(Collected data)
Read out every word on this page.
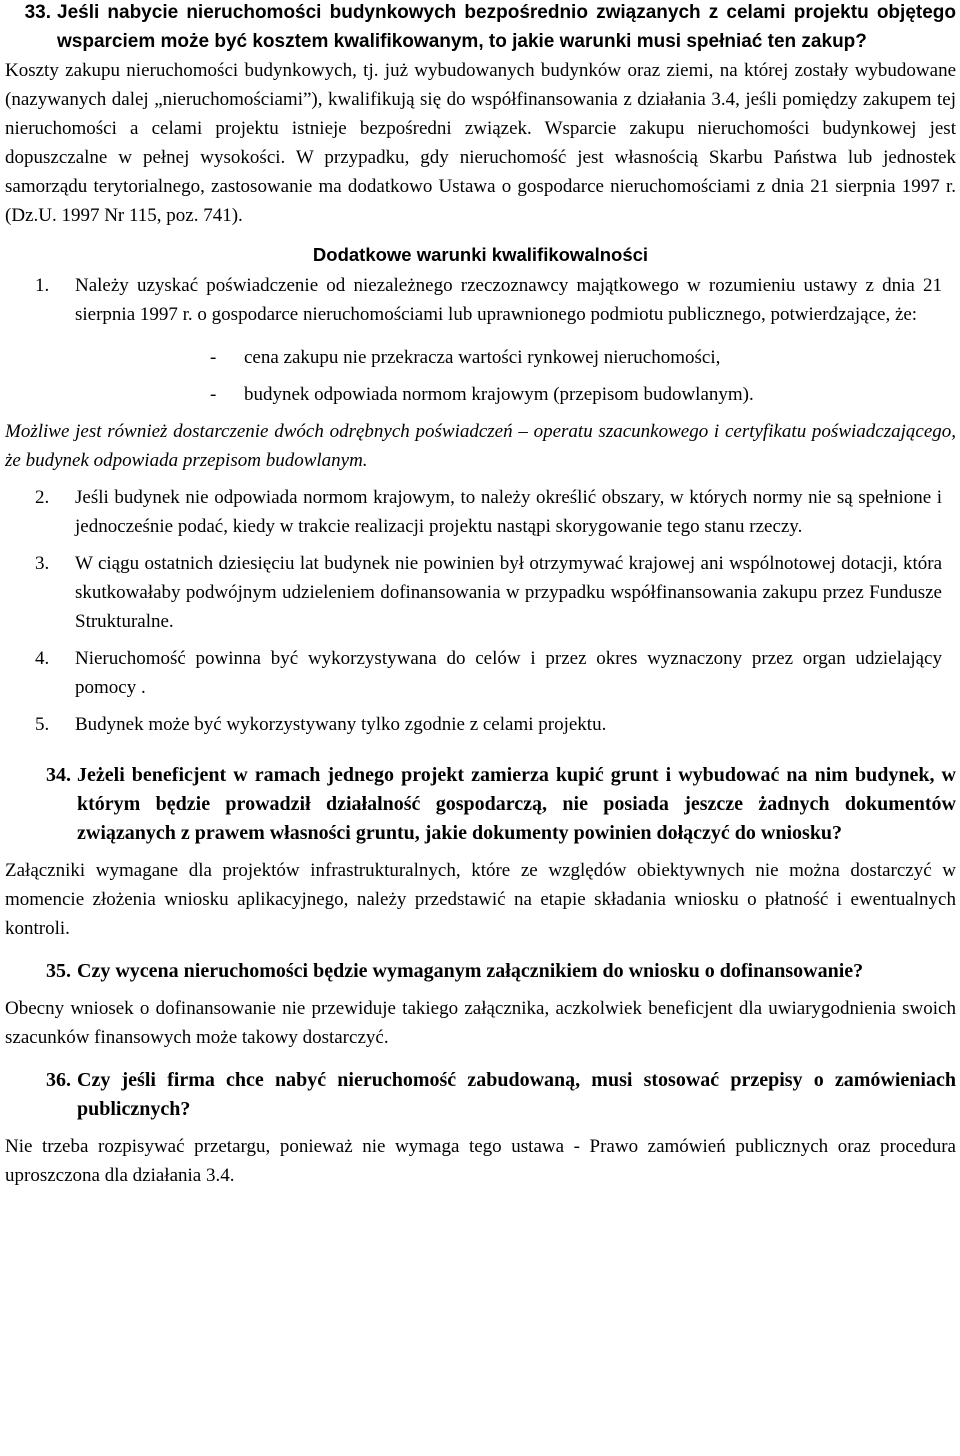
33. Jeśli nabycie nieruchomości budynkowych bezpośrednio związanych z celami projektu objętego wsparciem może być kosztem kwalifikowanym, to jakie warunki musi spełniać ten zakup?

Koszty zakupu nieruchomości budynkowych, tj. już wybudowanych budynków oraz ziemi, na której zostały wybudowane (nazywanych dalej „nieruchomościami”), kwalifikują się do współfinansowania z działania 3.4, jeśli pomiędzy zakupem tej nieruchomości a celami projektu istnieje bezpośredni związek. Wsparcie zakupu nieruchomości budynkowej jest dopuszczalne w pełnej wysokości. W przypadku, gdy nieruchomość jest własnością Skarbu Państwa lub jednostek samorządu terytorialnego, zastosowanie ma dodatkowo Ustawa o gospodarce nieruchomościami z dnia 21 sierpnia 1997 r. (Dz.U. 1997 Nr 115, poz. 741).

Dodatkowe warunki kwalifikowalności
1.	Należy uzyskać poświadczenie od niezależnego rzeczoznawcy majątkowego w rozumieniu ustawy z dnia 21 sierpnia 1997 r. o gospodarce nieruchomościami lub uprawnionego podmiotu publicznego, potwierdzające, że:
-	cena zakupu nie przekracza wartości rynkowej nieruchomości,
-	budynek odpowiada normom krajowym (przepisom budowlanym).
Możliwe jest również dostarczenie dwóch odrębnych poświadczeń – operatu szacunkowego i certyfikatu poświadczającego, że budynek odpowiada przepisom budowlanym.
2.	Jeśli budynek nie odpowiada normom krajowym, to należy określić obszary, w których normy nie są spełnione i jednocześnie podać, kiedy w trakcie realizacji projektu nastąpi skorygowanie tego stanu rzeczy.
3.	W ciągu ostatnich dziesięciu lat budynek nie powinien był otrzymywać krajowej ani wspólnotowej dotacji, która skutkowałaby podwójnym udzieleniem dofinansowania w przypadku współfinansowania zakupu przez Fundusze Strukturalne.
4.	Nieruchomość powinna być wykorzystywana do celów i przez okres wyznaczony przez organ udzielający pomocy .
5.	Budynek może być wykorzystywany tylko zgodnie z celami projektu.
34. Jeżeli beneficjent w ramach jednego projekt zamierza kupić grunt i wybudować na nim budynek, w którym będzie prowadził działalność gospodarczą, nie posiada jeszcze żadnych dokumentów związanych z prawem własności gruntu, jakie dokumenty powinien dołączyć do wniosku?

Załączniki wymagane dla projektów infrastrukturalnych, które ze względów obiektywnych nie można dostarczyć w momencie złożenia wniosku aplikacyjnego, należy przedstawić na etapie składania wniosku o płatność i ewentualnych kontroli.

35. Czy wycena nieruchomości będzie wymaganym załącznikiem do wniosku o dofinansowanie?

Obecny wniosek o dofinansowanie nie przewiduje takiego załącznika, aczkolwiek beneficjent dla uwiarygodnienia swoich szacunków finansowych może takowy dostarczyć.

36. Czy jeśli firma chce nabyć nieruchomość zabudowaną, musi stosować przepisy o zamówieniach publicznych?

Nie trzeba rozpisywać przetargu, ponieważ nie wymaga tego ustawa - Prawo zamówień publicznych oraz procedura uproszczona dla działania 3.4.
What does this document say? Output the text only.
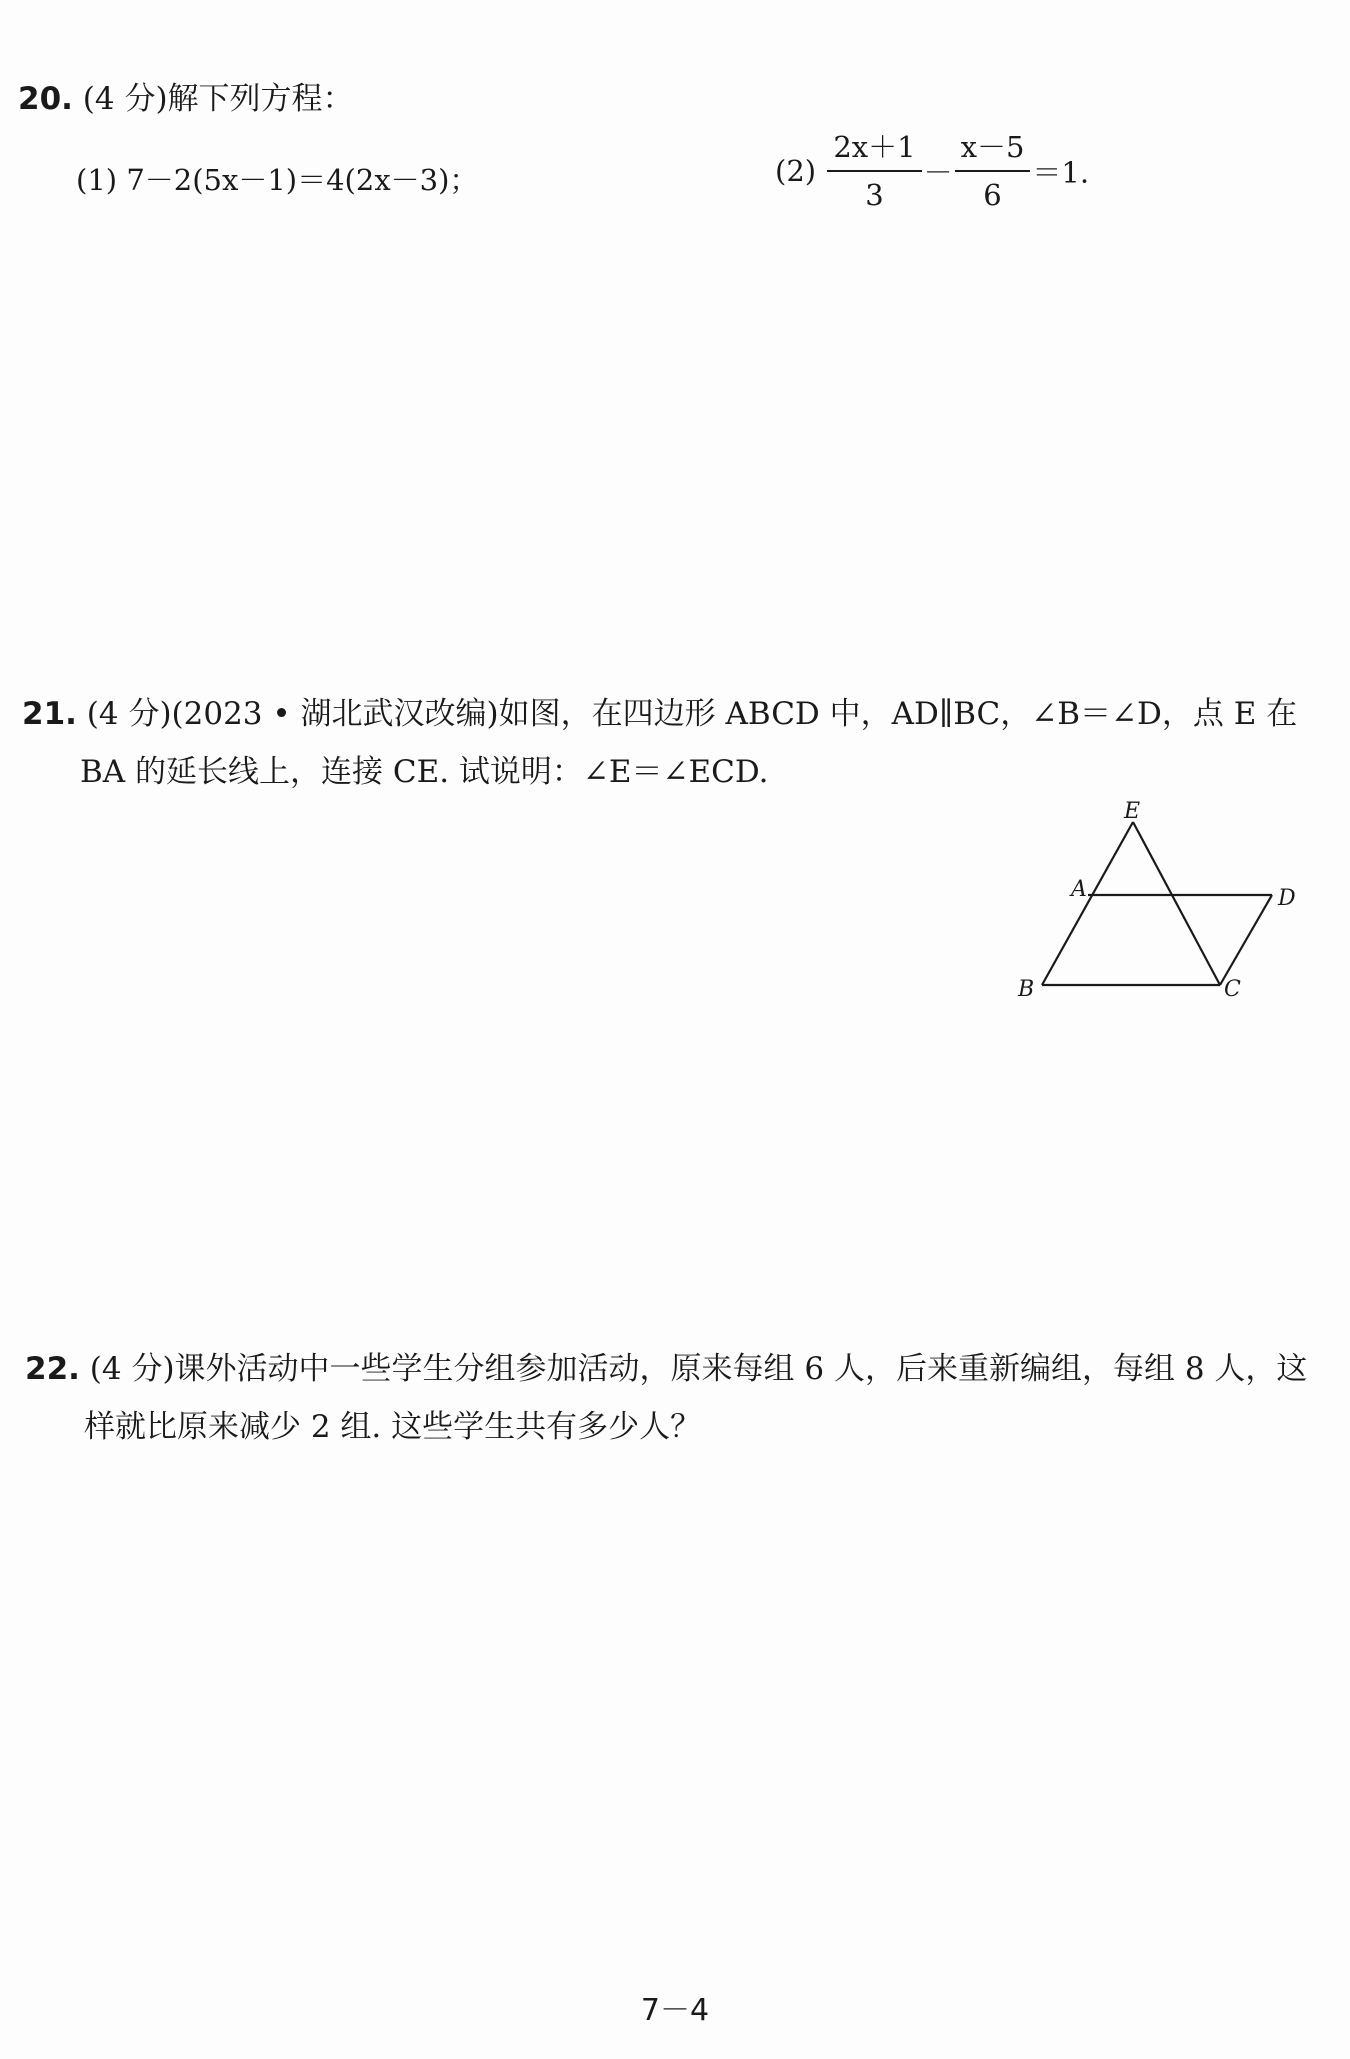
20. (4 分)解下列方程：
(1) 7－2(5x－1)＝4(2x－3)；	$(2) \frac{2x+1}{3} - \frac{x-5}{6} =1$.
21. (4 分)(2023 • 湖北武汉改编)如图，在四边形 ABCD 中，AD∥BC，∠B＝∠D，点 E 在
BA 的延长线上，连接 CE. 试说明：∠E＝∠ECD.
E
A	D
B	C
22. (4 分)课外活动中一些学生分组参加活动，原来每组 6 人，后来重新编组，每组 8 人，这
样就比原来减少 2 组. 这些学生共有多少人？
7－4
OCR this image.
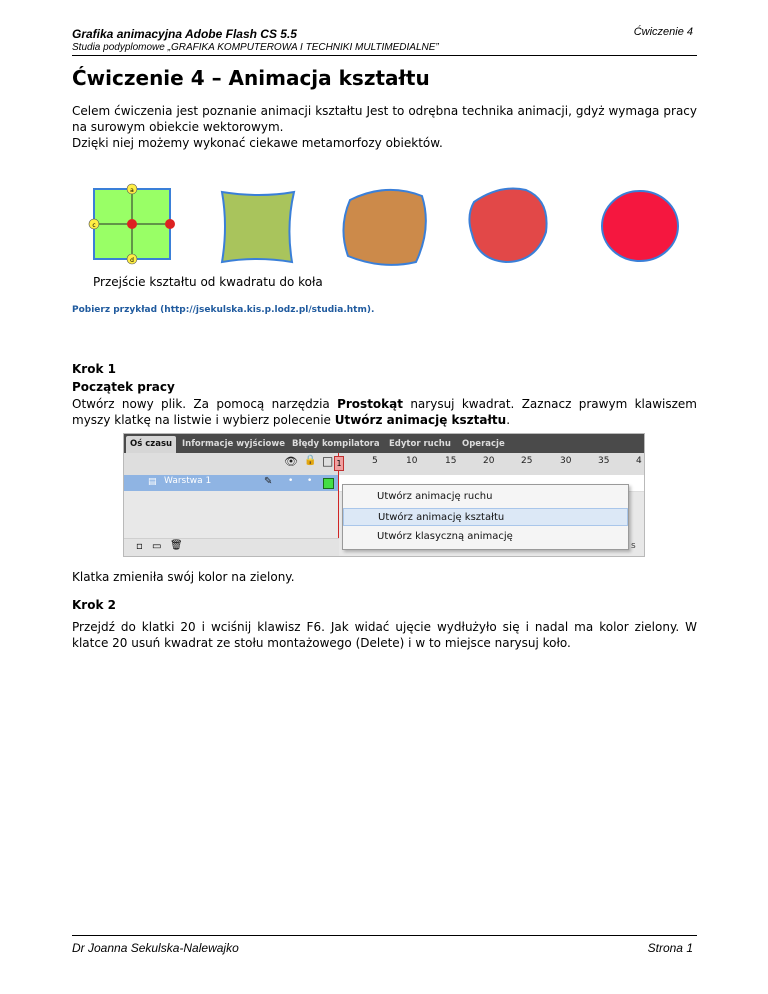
Grafika animacyjna Adobe Flash CS 5.5
Studia podyplomowe „GRAFIKA KOMPUTEROWA I TECHNIKI MULTIMEDIALNE”
Ćwiczenie 4
Ćwiczenie 4 – Animacja kształtu
Celem ćwiczenia jest poznanie animacji kształtu Jest to odrębna technika animacji, gdyż wymaga pracy na surowym obiekcie wektorowym.
Dzięki niej możemy wykonać ciekawe metamorfozy obiektów.
a
c
d
Przejście kształtu od kwadratu do koła
Pobierz przykład (http://jsekulska.kis.p.lodz.pl/studia.htm).
Krok 1
Początek pracy
Otwórz nowy plik. Za pomocą narzędzia Prostokąt narysuj kwadrat. Zaznacz prawym klawiszem myszy klatkę na listwie i wybierz polecenie Utwórz animację kształtu.
Oś czasu	Informacje wyjściowe Błędy kompilatora	Edytor ruchu	Operacje
👁 🔒 □	5	10	15	20	25	30	35	4
▤ Warstwa 1	✎ • •
1
Utwórz animację ruchu
Utwórz animację kształtu
Utwórz klasyczną animację
s
▫ ▭ 🗑
Klatka zmieniła swój kolor na zielony.
Krok 2
Przejdź do klatki 20 i wciśnij klawisz F6. Jak widać ujęcie wydłużyło się i nadal ma kolor zielony. W klatce 20 usuń kwadrat ze stołu montażowego (Delete) i w to miejsce narysuj koło.
Dr Joanna Sekulska-Nalewajko	Strona 1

• Stated goal: Set each line of the records down exactly, leaving every picture out.

• Output:
Read out every word on this page.
33. Jeśli nabycie nieruchomości budynkowych bezpośrednio związanych z celami projektu objętego wsparciem może być kosztem kwalifikowanym, to jakie warunki musi spełniać ten zakup?

Koszty zakupu nieruchomości budynkowych, tj. już wybudowanych budynków oraz ziemi, na której zostały wybudowane (nazywanych dalej „nieruchomościami”), kwalifikują się do współfinansowania z działania 3.4, jeśli pomiędzy zakupem tej nieruchomości a celami projektu istnieje bezpośredni związek. Wsparcie zakupu nieruchomości budynkowej jest dopuszczalne w pełnej wysokości. W przypadku, gdy nieruchomość jest własnością Skarbu Państwa lub jednostek samorządu terytorialnego, zastosowanie ma dodatkowo Ustawa o gospodarce nieruchomościami z dnia 21 sierpnia 1997 r. (Dz.U. 1997 Nr 115, poz. 741).

Dodatkowe warunki kwalifikowalności
1.	Należy uzyskać poświadczenie od niezależnego rzeczoznawcy majątkowego w rozumieniu ustawy z dnia 21 sierpnia 1997 r. o gospodarce nieruchomościami lub uprawnionego podmiotu publicznego, potwierdzające, że:
-	cena zakupu nie przekracza wartości rynkowej nieruchomości,
-	budynek odpowiada normom krajowym (przepisom budowlanym).
Możliwe jest również dostarczenie dwóch odrębnych poświadczeń – operatu szacunkowego i certyfikatu poświadczającego, że budynek odpowiada przepisom budowlanym.
2.	Jeśli budynek nie odpowiada normom krajowym, to należy określić obszary, w których normy nie są spełnione i jednocześnie podać, kiedy w trakcie realizacji projektu nastąpi skorygowanie tego stanu rzeczy.
3.	W ciągu ostatnich dziesięciu lat budynek nie powinien był otrzymywać krajowej ani wspólnotowej dotacji, która skutkowałaby podwójnym udzieleniem dofinansowania w przypadku współfinansowania zakupu przez Fundusze Strukturalne.
4.	Nieruchomość powinna być wykorzystywana do celów i przez okres wyznaczony przez organ udzielający pomocy .
5.	Budynek może być wykorzystywany tylko zgodnie z celami projektu.
34. Jeżeli beneficjent w ramach jednego projekt zamierza kupić grunt i wybudować na nim budynek, w którym będzie prowadził działalność gospodarczą, nie posiada jeszcze żadnych dokumentów związanych z prawem własności gruntu, jakie dokumenty powinien dołączyć do wniosku?

Załączniki wymagane dla projektów infrastrukturalnych, które ze względów obiektywnych nie można dostarczyć w momencie złożenia wniosku aplikacyjnego, należy przedstawić na etapie składania wniosku o płatność i ewentualnych kontroli.

35. Czy wycena nieruchomości będzie wymaganym załącznikiem do wniosku o dofinansowanie?

Obecny wniosek o dofinansowanie nie przewiduje takiego załącznika, aczkolwiek beneficjent dla uwiarygodnienia swoich szacunków finansowych może takowy dostarczyć.

36. Czy jeśli firma chce nabyć nieruchomość zabudowaną, musi stosować przepisy o zamówieniach publicznych?

Nie trzeba rozpisywać przetargu, ponieważ nie wymaga tego ustawa - Prawo zamówień publicznych oraz procedura uproszczona dla działania 3.4.
What does this document say? Output the text only.
20. (4 分)解下列方程：
(1) 7－2(5x－1)＝4(2x－3)；	$(2) \frac{2x+1}{3} - \frac{x-5}{6} =1$.
21. (4 分)(2023 • 湖北武汉改编)如图，在四边形 ABCD 中，AD∥BC，∠B＝∠D，点 E 在
BA 的延长线上，连接 CE. 试说明：∠E＝∠ECD.
E
A	D
B	C
22. (4 分)课外活动中一些学生分组参加活动，原来每组 6 人，后来重新编组，每组 8 人，这
样就比原来减少 2 组. 这些学生共有多少人？
7－4
OCR this image.
Grafika animacyjna Adobe Flash CS 5.5
Studia podyplomowe „GRAFIKA KOMPUTEROWA I TECHNIKI MULTIMEDIALNE”
Ćwiczenie 4
Ćwiczenie 4 – Animacja kształtu
Celem ćwiczenia jest poznanie animacji kształtu Jest to odrębna technika animacji, gdyż wymaga pracy na surowym obiekcie wektorowym.
Dzięki niej możemy wykonać ciekawe metamorfozy obiektów.
a
c
d
Przejście kształtu od kwadratu do koła
Pobierz przykład (http://jsekulska.kis.p.lodz.pl/studia.htm).
Krok 1
Początek pracy
Otwórz nowy plik. Za pomocą narzędzia Prostokąt narysuj kwadrat. Zaznacz prawym klawiszem myszy klatkę na listwie i wybierz polecenie Utwórz animację kształtu.
Oś czasu	Informacje wyjściowe Błędy kompilatora	Edytor ruchu	Operacje
👁 🔒 □	5	10	15	20	25	30	35	4
▤ Warstwa 1	✎ • •
1
Utwórz animację ruchu
Utwórz animację kształtu
Utwórz klasyczną animację
s
▫ ▭ 🗑
Klatka zmieniła swój kolor na zielony.
Krok 2
Przejdź do klatki 20 i wciśnij klawisz F6. Jak widać ujęcie wydłużyło się i nadal ma kolor zielony. W klatce 20 usuń kwadrat ze stołu montażowego (Delete) i w to miejsce narysuj koło.
Dr Joanna Sekulska-Nalewajko	Strona 1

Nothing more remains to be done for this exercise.